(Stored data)
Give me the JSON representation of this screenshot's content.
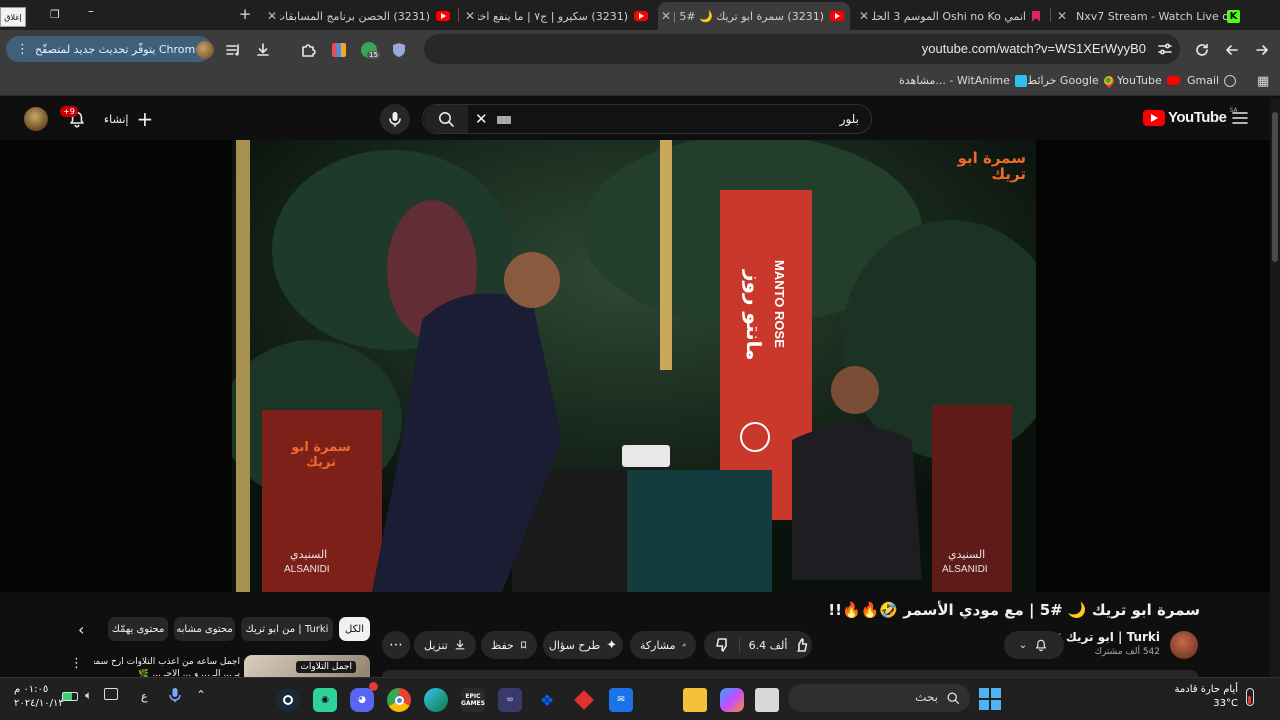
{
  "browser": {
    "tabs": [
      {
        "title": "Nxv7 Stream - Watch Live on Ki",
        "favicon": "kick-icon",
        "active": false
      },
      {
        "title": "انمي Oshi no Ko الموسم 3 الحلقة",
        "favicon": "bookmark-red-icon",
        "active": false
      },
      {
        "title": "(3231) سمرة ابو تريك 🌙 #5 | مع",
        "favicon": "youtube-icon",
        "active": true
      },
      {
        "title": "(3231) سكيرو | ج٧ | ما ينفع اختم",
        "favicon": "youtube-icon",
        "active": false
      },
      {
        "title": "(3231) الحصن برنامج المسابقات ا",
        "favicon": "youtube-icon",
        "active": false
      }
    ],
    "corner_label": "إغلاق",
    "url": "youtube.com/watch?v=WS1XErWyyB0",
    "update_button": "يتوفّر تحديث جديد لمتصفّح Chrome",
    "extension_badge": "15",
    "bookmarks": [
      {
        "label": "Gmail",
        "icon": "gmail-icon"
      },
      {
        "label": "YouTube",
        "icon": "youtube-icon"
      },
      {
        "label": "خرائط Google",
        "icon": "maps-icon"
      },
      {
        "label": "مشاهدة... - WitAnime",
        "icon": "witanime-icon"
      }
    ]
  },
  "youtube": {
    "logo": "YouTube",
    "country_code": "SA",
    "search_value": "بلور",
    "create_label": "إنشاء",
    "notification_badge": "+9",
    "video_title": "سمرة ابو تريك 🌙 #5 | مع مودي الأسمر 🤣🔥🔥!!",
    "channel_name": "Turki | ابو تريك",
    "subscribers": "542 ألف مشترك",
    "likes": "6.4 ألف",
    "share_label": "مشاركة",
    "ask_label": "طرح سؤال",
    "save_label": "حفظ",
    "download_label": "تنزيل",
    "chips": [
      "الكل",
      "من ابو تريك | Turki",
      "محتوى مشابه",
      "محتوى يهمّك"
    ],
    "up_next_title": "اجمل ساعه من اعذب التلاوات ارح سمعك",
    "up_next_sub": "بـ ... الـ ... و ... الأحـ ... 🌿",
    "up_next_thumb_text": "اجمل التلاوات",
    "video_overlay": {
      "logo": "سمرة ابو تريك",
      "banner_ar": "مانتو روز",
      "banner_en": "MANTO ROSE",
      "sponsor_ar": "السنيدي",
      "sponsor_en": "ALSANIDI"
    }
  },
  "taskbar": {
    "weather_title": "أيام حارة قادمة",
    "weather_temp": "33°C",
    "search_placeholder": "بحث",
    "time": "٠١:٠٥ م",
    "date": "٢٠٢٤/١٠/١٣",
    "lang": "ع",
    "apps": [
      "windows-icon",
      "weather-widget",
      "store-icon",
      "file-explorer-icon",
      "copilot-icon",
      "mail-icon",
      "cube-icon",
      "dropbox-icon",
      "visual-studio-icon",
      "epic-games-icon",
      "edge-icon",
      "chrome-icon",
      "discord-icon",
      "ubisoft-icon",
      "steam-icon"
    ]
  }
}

EXERCISE DESCRIPTION :: Only lines holding the string "سمرة" are wanted; gather each one from the entries above.

FULL SOLUTION ::
        "title": "(3231) سمرة ابو تريك 🌙 #5 | مع",
    "video_title": "سمرة ابو تريك 🌙 #5 | مع مودي الأسمر 🤣🔥🔥!!",
      "logo": "سمرة ابو تريك",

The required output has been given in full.